## Raw records
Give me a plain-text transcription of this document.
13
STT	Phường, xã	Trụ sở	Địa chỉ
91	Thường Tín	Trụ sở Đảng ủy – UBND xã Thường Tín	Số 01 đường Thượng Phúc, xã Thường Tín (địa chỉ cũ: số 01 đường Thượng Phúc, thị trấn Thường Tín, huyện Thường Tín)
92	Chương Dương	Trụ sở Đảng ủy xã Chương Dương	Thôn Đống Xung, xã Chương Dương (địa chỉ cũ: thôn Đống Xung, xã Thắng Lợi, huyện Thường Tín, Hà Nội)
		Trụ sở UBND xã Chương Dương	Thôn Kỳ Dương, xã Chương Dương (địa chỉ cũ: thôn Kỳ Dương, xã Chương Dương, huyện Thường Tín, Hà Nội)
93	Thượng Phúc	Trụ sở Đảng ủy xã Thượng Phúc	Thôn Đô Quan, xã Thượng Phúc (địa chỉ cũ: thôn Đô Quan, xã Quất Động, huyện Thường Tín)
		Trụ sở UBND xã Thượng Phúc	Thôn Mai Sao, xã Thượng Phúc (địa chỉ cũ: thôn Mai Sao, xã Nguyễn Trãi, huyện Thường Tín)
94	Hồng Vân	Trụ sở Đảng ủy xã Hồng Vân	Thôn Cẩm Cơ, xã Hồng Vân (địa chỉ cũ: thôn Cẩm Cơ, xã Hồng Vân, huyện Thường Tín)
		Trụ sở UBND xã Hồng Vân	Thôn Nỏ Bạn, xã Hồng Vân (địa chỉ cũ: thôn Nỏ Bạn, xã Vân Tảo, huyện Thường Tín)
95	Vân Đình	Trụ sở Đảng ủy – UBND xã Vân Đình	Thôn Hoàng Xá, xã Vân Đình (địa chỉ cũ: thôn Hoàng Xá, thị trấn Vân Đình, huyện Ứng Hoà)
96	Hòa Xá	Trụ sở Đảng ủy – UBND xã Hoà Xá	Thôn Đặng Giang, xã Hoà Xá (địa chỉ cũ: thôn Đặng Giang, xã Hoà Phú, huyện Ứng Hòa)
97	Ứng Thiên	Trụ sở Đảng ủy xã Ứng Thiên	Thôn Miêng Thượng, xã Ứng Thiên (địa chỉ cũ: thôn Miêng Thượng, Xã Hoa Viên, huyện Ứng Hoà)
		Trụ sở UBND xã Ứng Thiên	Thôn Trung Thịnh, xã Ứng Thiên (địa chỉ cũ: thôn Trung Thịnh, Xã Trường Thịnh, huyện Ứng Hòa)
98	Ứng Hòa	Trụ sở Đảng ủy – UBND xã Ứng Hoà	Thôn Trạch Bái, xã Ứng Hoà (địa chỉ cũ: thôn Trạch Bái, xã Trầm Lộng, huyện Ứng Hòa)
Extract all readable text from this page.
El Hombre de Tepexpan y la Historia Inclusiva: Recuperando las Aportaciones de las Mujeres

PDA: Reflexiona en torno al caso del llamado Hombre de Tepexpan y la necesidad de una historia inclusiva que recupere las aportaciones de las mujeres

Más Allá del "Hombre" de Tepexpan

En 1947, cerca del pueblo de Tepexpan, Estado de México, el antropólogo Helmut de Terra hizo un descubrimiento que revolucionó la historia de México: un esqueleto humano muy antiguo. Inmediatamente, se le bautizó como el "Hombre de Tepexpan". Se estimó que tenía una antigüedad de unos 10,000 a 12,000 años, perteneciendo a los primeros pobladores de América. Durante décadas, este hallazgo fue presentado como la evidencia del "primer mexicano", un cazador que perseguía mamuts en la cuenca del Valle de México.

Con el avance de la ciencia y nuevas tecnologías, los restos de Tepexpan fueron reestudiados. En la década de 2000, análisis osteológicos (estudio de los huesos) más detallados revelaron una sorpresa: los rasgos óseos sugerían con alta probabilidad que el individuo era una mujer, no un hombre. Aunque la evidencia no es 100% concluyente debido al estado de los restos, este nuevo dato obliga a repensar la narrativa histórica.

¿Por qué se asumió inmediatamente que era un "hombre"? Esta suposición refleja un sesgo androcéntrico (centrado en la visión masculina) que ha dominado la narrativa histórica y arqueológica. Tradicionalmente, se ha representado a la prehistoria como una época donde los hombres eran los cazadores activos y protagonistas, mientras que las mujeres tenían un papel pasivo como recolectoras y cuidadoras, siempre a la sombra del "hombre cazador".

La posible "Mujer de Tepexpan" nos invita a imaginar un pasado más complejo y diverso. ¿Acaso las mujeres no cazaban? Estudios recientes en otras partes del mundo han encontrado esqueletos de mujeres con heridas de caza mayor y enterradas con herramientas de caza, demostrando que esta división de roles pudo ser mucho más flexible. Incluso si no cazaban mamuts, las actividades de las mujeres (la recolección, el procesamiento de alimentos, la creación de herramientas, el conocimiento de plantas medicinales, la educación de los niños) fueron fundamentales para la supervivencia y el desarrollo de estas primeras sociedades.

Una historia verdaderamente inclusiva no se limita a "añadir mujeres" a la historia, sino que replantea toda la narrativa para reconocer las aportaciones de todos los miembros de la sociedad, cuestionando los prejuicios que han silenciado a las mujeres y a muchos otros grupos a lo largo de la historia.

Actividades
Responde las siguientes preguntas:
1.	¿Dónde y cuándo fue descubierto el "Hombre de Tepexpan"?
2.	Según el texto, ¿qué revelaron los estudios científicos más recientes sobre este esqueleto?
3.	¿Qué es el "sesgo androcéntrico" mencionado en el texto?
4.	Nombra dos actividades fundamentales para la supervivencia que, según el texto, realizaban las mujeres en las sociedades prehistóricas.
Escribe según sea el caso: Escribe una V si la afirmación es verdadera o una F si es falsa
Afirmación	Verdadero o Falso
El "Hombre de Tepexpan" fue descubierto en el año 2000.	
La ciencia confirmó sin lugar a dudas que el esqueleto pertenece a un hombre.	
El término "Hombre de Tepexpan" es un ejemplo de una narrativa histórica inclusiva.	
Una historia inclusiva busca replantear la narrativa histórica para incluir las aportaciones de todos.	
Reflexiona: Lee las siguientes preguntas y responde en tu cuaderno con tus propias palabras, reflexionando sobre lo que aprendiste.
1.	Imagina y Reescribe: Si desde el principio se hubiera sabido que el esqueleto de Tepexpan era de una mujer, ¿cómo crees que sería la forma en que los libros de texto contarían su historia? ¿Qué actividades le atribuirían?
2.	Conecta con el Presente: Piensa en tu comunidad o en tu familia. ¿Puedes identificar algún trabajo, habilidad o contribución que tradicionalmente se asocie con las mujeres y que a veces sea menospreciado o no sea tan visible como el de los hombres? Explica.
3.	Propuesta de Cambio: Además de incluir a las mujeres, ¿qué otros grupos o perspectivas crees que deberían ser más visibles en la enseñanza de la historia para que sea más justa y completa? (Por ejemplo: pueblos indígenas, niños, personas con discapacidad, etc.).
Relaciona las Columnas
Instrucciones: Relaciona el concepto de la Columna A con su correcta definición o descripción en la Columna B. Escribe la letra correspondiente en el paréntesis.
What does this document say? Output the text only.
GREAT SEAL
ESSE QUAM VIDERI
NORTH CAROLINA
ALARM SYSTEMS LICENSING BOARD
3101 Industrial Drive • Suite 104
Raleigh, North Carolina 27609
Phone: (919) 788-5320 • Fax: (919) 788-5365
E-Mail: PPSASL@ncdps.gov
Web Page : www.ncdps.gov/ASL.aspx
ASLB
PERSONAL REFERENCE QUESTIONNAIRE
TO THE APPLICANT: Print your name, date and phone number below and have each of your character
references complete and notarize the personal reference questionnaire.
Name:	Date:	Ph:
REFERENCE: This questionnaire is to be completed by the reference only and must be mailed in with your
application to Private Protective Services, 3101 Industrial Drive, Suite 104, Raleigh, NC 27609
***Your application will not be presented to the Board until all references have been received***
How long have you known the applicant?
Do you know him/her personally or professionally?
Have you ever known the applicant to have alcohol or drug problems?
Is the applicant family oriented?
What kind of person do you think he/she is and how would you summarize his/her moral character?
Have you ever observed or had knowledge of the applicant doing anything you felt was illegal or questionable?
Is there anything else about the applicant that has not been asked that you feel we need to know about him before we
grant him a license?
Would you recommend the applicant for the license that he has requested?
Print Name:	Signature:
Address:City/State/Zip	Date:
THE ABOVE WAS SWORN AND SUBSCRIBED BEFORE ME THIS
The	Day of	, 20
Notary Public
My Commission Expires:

## Instruction
Look over the listing above. Pick out and copy every line that includes "character".

## Answer in full
TO THE APPLICANT: Print your name, date and phone number below and have each of your character
What kind of person do you think he/she is and how would you summarize his/her moral character?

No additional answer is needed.